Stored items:

_ _ _ _

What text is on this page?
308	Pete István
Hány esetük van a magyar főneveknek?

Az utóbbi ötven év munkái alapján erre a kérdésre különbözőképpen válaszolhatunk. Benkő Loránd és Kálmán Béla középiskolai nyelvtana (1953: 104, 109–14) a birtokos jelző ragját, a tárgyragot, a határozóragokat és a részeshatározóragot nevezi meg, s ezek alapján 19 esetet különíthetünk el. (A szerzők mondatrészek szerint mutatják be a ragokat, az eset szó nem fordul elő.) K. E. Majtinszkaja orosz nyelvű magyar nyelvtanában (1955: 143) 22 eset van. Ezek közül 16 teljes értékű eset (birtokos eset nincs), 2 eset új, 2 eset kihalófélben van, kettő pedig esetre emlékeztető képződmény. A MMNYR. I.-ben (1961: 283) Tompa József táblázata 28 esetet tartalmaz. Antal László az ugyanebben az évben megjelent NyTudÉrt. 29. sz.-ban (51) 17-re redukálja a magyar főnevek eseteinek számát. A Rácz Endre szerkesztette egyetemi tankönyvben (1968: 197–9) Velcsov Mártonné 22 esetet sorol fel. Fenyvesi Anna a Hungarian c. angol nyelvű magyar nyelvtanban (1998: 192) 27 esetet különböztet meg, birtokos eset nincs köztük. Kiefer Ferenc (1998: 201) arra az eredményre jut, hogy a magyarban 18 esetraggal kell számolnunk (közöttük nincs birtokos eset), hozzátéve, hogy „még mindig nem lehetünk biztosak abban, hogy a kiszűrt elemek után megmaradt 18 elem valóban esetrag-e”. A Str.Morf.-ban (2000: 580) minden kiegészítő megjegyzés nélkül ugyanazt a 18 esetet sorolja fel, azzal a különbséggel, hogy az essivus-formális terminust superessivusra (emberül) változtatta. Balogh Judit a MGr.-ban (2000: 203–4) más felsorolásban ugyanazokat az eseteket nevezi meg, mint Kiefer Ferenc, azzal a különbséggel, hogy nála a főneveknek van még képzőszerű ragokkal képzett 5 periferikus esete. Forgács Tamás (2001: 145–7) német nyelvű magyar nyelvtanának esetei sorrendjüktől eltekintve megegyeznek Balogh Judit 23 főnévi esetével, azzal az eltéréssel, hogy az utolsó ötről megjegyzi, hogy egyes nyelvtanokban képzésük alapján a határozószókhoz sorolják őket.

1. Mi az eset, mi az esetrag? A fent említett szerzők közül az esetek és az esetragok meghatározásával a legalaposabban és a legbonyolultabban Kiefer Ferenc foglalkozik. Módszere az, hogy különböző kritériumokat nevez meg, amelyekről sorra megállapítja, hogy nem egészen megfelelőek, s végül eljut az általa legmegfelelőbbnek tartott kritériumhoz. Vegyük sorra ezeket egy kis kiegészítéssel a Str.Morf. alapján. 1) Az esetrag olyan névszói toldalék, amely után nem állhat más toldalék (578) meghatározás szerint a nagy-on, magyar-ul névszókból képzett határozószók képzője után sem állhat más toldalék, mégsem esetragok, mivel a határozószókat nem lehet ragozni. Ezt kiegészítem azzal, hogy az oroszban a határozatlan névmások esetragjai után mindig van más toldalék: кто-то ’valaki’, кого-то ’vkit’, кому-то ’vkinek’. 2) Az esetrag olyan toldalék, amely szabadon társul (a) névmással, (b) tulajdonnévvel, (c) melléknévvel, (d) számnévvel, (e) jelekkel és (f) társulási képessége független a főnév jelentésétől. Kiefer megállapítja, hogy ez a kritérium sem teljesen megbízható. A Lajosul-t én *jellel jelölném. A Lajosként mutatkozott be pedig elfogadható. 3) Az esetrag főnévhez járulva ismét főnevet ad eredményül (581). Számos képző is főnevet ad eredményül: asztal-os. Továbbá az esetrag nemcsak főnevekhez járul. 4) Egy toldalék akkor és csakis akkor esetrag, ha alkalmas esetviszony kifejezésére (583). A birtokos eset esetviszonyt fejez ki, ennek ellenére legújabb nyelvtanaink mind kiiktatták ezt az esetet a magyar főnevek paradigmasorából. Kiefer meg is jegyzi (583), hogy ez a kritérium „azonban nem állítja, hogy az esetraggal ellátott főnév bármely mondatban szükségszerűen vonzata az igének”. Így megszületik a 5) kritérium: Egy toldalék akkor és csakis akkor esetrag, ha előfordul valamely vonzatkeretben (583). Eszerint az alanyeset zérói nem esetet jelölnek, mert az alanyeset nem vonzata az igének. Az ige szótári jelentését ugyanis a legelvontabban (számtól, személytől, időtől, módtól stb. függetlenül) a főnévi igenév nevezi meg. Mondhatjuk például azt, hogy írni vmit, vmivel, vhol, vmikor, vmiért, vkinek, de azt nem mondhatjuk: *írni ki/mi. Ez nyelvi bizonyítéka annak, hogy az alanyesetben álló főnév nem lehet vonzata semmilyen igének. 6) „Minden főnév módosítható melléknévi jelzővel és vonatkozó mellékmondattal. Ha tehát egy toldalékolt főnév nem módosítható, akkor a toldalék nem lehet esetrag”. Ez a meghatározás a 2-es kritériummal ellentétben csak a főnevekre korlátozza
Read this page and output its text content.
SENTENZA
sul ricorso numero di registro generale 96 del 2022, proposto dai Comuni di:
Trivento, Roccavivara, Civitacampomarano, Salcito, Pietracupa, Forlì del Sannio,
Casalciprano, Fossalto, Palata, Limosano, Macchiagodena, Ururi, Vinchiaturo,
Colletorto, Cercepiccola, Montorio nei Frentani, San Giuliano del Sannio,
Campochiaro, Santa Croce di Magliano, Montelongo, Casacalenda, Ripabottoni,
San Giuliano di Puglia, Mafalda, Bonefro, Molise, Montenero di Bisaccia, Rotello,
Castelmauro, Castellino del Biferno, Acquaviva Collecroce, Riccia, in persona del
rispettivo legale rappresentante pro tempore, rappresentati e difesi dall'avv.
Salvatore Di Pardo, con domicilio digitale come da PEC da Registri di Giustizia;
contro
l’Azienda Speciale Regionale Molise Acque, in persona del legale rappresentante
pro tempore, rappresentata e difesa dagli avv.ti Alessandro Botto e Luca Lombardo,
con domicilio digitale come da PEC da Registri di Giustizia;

_ _ _ _

EXERCISE BRIEF
Print every entry exactly as written.

TASK OUTPUT
What text is on this page?
308	Pete István
Hány esetük van a magyar főneveknek?

Az utóbbi ötven év munkái alapján erre a kérdésre különbözőképpen válaszolhatunk. Benkő Loránd és Kálmán Béla középiskolai nyelvtana (1953: 104, 109–14) a birtokos jelző ragját, a tárgyragot, a határozóragokat és a részeshatározóragot nevezi meg, s ezek alapján 19 esetet különíthetünk el. (A szerzők mondatrészek szerint mutatják be a ragokat, az eset szó nem fordul elő.) K. E. Majtinszkaja orosz nyelvű magyar nyelvtanában (1955: 143) 22 eset van. Ezek közül 16 teljes értékű eset (birtokos eset nincs), 2 eset új, 2 eset kihalófélben van, kettő pedig esetre emlékeztető képződmény. A MMNYR. I.-ben (1961: 283) Tompa József táblázata 28 esetet tartalmaz. Antal László az ugyanebben az évben megjelent NyTudÉrt. 29. sz.-ban (51) 17-re redukálja a magyar főnevek eseteinek számát. A Rácz Endre szerkesztette egyetemi tankönyvben (1968: 197–9) Velcsov Mártonné 22 esetet sorol fel. Fenyvesi Anna a Hungarian c. angol nyelvű magyar nyelvtanban (1998: 192) 27 esetet különböztet meg, birtokos eset nincs köztük. Kiefer Ferenc (1998: 201) arra az eredményre jut, hogy a magyarban 18 esetraggal kell számolnunk (közöttük nincs birtokos eset), hozzátéve, hogy „még mindig nem lehetünk biztosak abban, hogy a kiszűrt elemek után megmaradt 18 elem valóban esetrag-e”. A Str.Morf.-ban (2000: 580) minden kiegészítő megjegyzés nélkül ugyanazt a 18 esetet sorolja fel, azzal a különbséggel, hogy az essivus-formális terminust superessivusra (emberül) változtatta. Balogh Judit a MGr.-ban (2000: 203–4) más felsorolásban ugyanazokat az eseteket nevezi meg, mint Kiefer Ferenc, azzal a különbséggel, hogy nála a főneveknek van még képzőszerű ragokkal képzett 5 periferikus esete. Forgács Tamás (2001: 145–7) német nyelvű magyar nyelvtanának esetei sorrendjüktől eltekintve megegyeznek Balogh Judit 23 főnévi esetével, azzal az eltéréssel, hogy az utolsó ötről megjegyzi, hogy egyes nyelvtanokban képzésük alapján a határozószókhoz sorolják őket.

1. Mi az eset, mi az esetrag? A fent említett szerzők közül az esetek és az esetragok meghatározásával a legalaposabban és a legbonyolultabban Kiefer Ferenc foglalkozik. Módszere az, hogy különböző kritériumokat nevez meg, amelyekről sorra megállapítja, hogy nem egészen megfelelőek, s végül eljut az általa legmegfelelőbbnek tartott kritériumhoz. Vegyük sorra ezeket egy kis kiegészítéssel a Str.Morf. alapján. 1) Az esetrag olyan névszói toldalék, amely után nem állhat más toldalék (578) meghatározás szerint a nagy-on, magyar-ul névszókból képzett határozószók képzője után sem állhat más toldalék, mégsem esetragok, mivel a határozószókat nem lehet ragozni. Ezt kiegészítem azzal, hogy az oroszban a határozatlan névmások esetragjai után mindig van más toldalék: кто-то ’valaki’, кого-то ’vkit’, кому-то ’vkinek’. 2) Az esetrag olyan toldalék, amely szabadon társul (a) névmással, (b) tulajdonnévvel, (c) melléknévvel, (d) számnévvel, (e) jelekkel és (f) társulási képessége független a főnév jelentésétől. Kiefer megállapítja, hogy ez a kritérium sem teljesen megbízható. A Lajosul-t én *jellel jelölném. A Lajosként mutatkozott be pedig elfogadható. 3) Az esetrag főnévhez járulva ismét főnevet ad eredményül (581). Számos képző is főnevet ad eredményül: asztal-os. Továbbá az esetrag nemcsak főnevekhez járul. 4) Egy toldalék akkor és csakis akkor esetrag, ha alkalmas esetviszony kifejezésére (583). A birtokos eset esetviszonyt fejez ki, ennek ellenére legújabb nyelvtanaink mind kiiktatták ezt az esetet a magyar főnevek paradigmasorából. Kiefer meg is jegyzi (583), hogy ez a kritérium „azonban nem állítja, hogy az esetraggal ellátott főnév bármely mondatban szükségszerűen vonzata az igének”. Így megszületik a 5) kritérium: Egy toldalék akkor és csakis akkor esetrag, ha előfordul valamely vonzatkeretben (583). Eszerint az alanyeset zérói nem esetet jelölnek, mert az alanyeset nem vonzata az igének. Az ige szótári jelentését ugyanis a legelvontabban (számtól, személytől, időtől, módtól stb. függetlenül) a főnévi igenév nevezi meg. Mondhatjuk például azt, hogy írni vmit, vmivel, vhol, vmikor, vmiért, vkinek, de azt nem mondhatjuk: *írni ki/mi. Ez nyelvi bizonyítéka annak, hogy az alanyesetben álló főnév nem lehet vonzata semmilyen igének. 6) „Minden főnév módosítható melléknévi jelzővel és vonatkozó mellékmondattal. Ha tehát egy toldalékolt főnév nem módosítható, akkor a toldalék nem lehet esetrag”. Ez a meghatározás a 2-es kritériummal ellentétben csak a főnevekre korlátozza
Read this page and output its text content.
SENTENZA
sul ricorso numero di registro generale 96 del 2022, proposto dai Comuni di:
Trivento, Roccavivara, Civitacampomarano, Salcito, Pietracupa, Forlì del Sannio,
Casalciprano, Fossalto, Palata, Limosano, Macchiagodena, Ururi, Vinchiaturo,
Colletorto, Cercepiccola, Montorio nei Frentani, San Giuliano del Sannio,
Campochiaro, Santa Croce di Magliano, Montelongo, Casacalenda, Ripabottoni,
San Giuliano di Puglia, Mafalda, Bonefro, Molise, Montenero di Bisaccia, Rotello,
Castelmauro, Castellino del Biferno, Acquaviva Collecroce, Riccia, in persona del
rispettivo legale rappresentante pro tempore, rappresentati e difesi dall'avv.
Salvatore Di Pardo, con domicilio digitale come da PEC da Registri di Giustizia;
contro
l’Azienda Speciale Regionale Molise Acque, in persona del legale rappresentante
pro tempore, rappresentata e difesa dagli avv.ti Alessandro Botto e Luca Lombardo,
con domicilio digitale come da PEC da Registri di Giustizia;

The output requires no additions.